Exactly repeat all the records below, omitting the images they hold.

Begin Records shown

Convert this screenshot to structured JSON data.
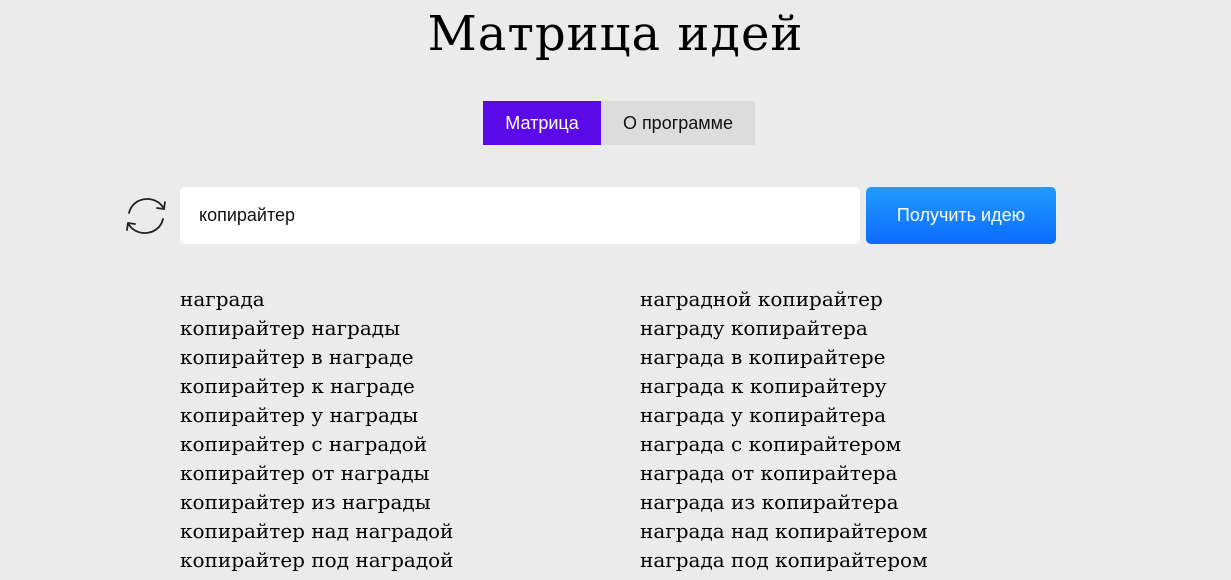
{
  "page": {
    "title": "Матрица идей"
  },
  "tabs": [
    {
      "label": "Матрица",
      "active": true
    },
    {
      "label": "О программе",
      "active": false
    }
  ],
  "search": {
    "value": "копирайтер",
    "refresh_icon": "refresh-icon",
    "submit_label": "Получить идею"
  },
  "colors": {
    "background": "#ebebeb",
    "active_tab": "#5b0be8",
    "inactive_tab": "#dcdcdc",
    "button": "#1683ff"
  },
  "results": {
    "left": [
      "награда",
      "копирайтер награды",
      "копирайтер в награде",
      "копирайтер к награде",
      "копирайтер у награды",
      "копирайтер с наградой",
      "копирайтер от награды",
      "копирайтер из награды",
      "копирайтер над наградой",
      "копирайтер под наградой"
    ],
    "right": [
      "наградной копирайтер",
      "награду копирайтера",
      "награда в копирайтере",
      "награда к копирайтеру",
      "награда у копирайтера",
      "награда с копирайтером",
      "награда от копирайтера",
      "награда из копирайтера",
      "награда над копирайтером",
      "награда под копирайтером"
    ]
  }
}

End Records shown

Written solution |
Convert this screenshot to structured JSON data.
{
  "page": {
    "title": "Матрица идей"
  },
  "tabs": [
    {
      "label": "Матрица",
      "active": true
    },
    {
      "label": "О программе",
      "active": false
    }
  ],
  "search": {
    "value": "копирайтер",
    "refresh_icon": "refresh-icon",
    "submit_label": "Получить идею"
  },
  "colors": {
    "background": "#ebebeb",
    "active_tab": "#5b0be8",
    "inactive_tab": "#dcdcdc",
    "button": "#1683ff"
  },
  "results": {
    "left": [
      "награда",
      "копирайтер награды",
      "копирайтер в награде",
      "копирайтер к награде",
      "копирайтер у награды",
      "копирайтер с наградой",
      "копирайтер от награды",
      "копирайтер из награды",
      "копирайтер над наградой",
      "копирайтер под наградой"
    ],
    "right": [
      "наградной копирайтер",
      "награду копирайтера",
      "награда в копирайтере",
      "награда к копирайтеру",
      "награда у копирайтера",
      "награда с копирайтером",
      "награда от копирайтера",
      "награда из копирайтера",
      "награда над копирайтером",
      "награда под копирайтером"
    ]
  }
}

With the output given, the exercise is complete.